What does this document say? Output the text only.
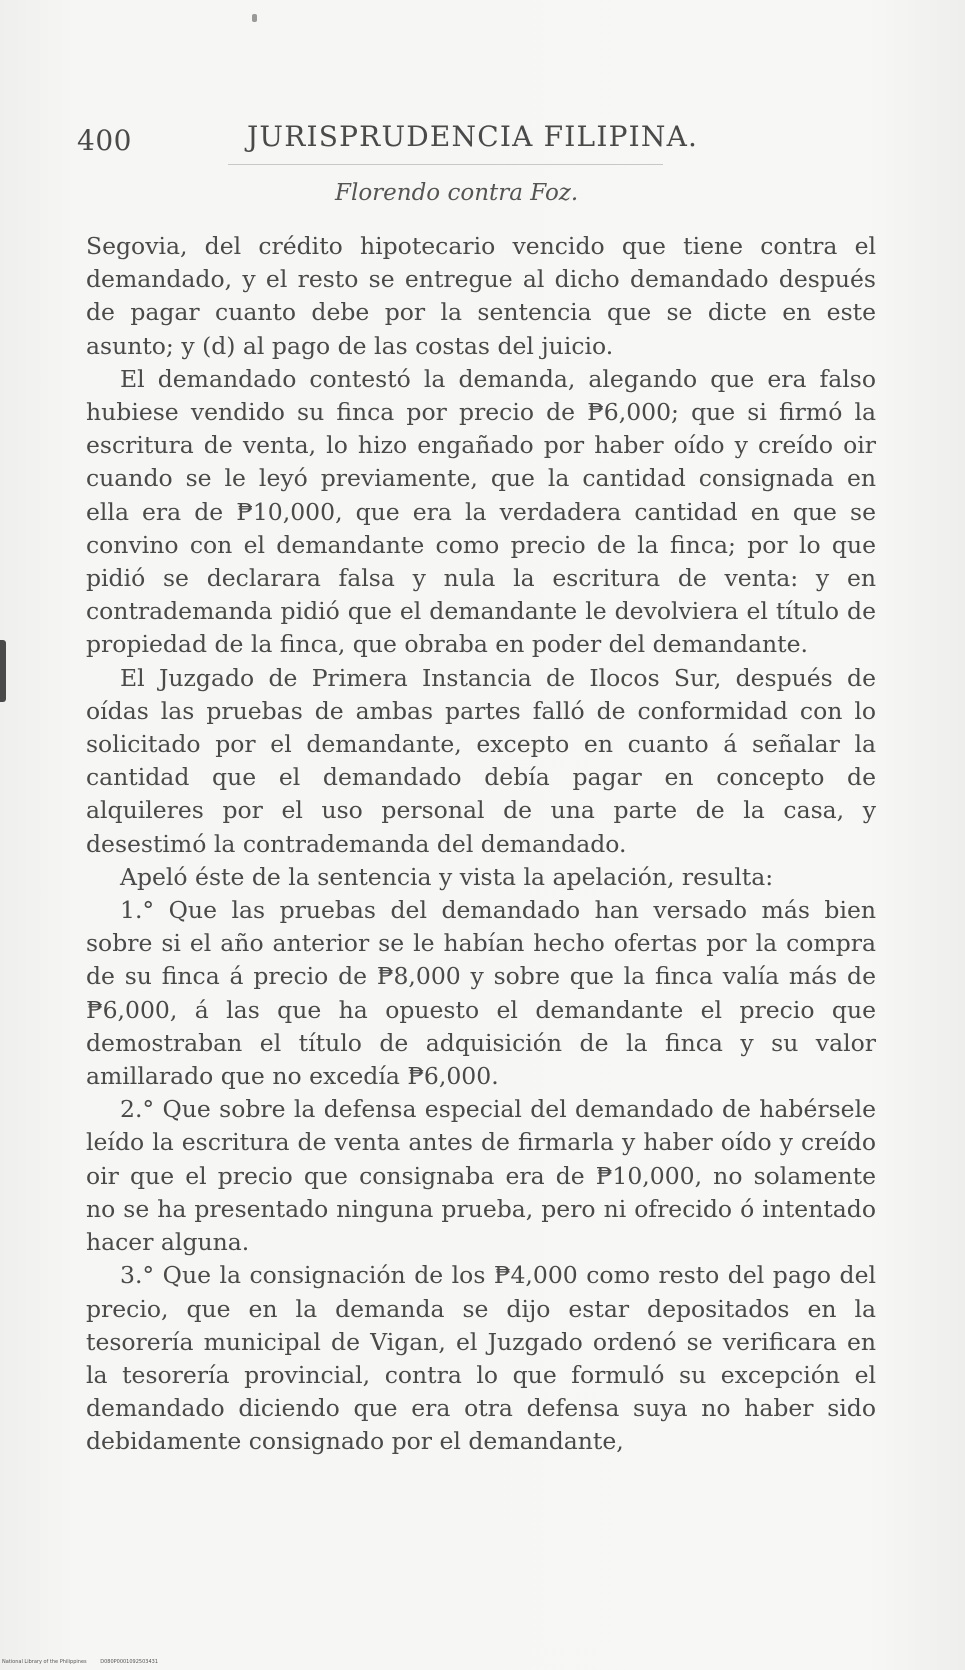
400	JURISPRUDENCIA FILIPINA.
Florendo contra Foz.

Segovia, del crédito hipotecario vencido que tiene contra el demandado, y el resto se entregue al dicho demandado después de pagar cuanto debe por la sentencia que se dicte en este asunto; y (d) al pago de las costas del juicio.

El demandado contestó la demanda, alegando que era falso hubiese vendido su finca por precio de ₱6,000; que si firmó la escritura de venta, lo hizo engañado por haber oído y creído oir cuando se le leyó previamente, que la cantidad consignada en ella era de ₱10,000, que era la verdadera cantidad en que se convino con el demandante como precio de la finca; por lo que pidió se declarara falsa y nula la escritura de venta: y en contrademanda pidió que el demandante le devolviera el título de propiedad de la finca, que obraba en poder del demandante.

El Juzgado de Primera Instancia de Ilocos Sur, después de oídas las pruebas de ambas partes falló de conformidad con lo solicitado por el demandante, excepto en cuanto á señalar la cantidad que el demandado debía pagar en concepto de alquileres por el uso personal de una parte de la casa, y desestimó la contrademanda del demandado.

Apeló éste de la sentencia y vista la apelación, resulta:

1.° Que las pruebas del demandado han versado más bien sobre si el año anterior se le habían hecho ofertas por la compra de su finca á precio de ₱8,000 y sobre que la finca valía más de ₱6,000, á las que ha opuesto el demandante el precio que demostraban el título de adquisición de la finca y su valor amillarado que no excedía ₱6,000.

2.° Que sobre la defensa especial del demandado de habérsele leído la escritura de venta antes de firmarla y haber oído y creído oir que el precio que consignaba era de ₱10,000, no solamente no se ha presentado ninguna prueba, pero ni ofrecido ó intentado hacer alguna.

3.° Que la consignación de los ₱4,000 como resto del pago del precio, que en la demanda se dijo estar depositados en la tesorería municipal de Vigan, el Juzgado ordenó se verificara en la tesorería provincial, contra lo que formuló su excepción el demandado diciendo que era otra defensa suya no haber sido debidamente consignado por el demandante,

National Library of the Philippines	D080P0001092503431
····················
[SHORT EXERCISE] State how many lines include the string "sentencia". Give no other information.

[OUTPUT BELOW] 2